_OBJECTIVE_.
Copy each line of the entries that contains the word "black".

_DATA SHOWN_.

>>>>>

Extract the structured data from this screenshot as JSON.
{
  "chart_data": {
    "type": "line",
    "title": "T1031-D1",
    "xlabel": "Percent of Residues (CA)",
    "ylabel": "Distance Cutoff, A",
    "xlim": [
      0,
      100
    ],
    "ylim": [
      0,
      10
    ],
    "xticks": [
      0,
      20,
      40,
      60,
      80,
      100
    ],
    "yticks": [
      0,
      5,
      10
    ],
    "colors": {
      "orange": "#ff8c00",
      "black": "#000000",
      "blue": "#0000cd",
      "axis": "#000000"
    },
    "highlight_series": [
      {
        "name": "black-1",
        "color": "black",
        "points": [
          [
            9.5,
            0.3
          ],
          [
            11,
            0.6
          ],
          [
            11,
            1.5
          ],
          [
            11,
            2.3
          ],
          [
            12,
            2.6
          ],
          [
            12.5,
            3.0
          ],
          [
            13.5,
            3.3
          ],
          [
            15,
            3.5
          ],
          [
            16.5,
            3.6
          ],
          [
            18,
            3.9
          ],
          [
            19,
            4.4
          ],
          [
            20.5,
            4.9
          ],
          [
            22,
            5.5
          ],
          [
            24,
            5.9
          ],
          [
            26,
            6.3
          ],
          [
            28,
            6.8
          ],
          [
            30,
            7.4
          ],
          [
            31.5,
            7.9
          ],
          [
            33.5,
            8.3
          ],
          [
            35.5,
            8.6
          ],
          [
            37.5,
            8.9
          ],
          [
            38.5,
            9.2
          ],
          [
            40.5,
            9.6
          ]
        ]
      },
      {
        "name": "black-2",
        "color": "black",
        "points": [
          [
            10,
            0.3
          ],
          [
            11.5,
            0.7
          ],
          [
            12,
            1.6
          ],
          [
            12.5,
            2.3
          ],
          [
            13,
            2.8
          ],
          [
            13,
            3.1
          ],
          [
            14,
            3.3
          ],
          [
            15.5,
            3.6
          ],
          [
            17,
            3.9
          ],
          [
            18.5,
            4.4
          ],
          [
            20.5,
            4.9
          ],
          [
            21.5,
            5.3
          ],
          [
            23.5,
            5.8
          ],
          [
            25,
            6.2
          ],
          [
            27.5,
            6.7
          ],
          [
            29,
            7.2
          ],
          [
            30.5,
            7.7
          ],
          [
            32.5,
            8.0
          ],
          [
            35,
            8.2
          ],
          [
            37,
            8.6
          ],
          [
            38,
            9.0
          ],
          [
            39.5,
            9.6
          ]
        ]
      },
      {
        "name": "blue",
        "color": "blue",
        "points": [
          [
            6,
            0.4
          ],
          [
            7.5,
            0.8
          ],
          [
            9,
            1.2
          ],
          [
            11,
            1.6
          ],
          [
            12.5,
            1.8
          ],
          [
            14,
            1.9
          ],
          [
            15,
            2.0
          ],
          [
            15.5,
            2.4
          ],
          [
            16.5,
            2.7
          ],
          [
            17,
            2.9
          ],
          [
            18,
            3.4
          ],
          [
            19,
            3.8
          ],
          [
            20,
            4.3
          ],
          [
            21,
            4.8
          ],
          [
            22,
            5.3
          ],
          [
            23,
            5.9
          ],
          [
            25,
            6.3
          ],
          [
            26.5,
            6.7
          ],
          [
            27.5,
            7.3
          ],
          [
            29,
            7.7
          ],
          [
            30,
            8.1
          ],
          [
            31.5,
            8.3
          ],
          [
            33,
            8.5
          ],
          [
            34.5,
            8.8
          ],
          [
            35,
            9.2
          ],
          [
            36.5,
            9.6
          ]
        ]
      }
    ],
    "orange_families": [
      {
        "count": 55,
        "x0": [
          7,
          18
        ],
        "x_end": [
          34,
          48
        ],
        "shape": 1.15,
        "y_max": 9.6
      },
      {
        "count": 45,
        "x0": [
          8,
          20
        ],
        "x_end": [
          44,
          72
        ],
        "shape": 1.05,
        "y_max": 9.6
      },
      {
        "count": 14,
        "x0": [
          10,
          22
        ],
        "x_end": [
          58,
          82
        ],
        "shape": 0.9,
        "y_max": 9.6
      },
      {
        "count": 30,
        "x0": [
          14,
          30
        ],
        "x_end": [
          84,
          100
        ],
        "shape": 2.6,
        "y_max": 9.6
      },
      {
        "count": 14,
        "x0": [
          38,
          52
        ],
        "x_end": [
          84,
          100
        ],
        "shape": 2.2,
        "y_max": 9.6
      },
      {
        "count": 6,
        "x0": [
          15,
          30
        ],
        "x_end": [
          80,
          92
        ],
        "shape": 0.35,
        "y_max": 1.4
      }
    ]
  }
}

<<<<<

_TASK OUTPUT_.
      "black": "#000000",
        "name": "black-1",
        "color": "black",
        "name": "black-2",
        "color": "black",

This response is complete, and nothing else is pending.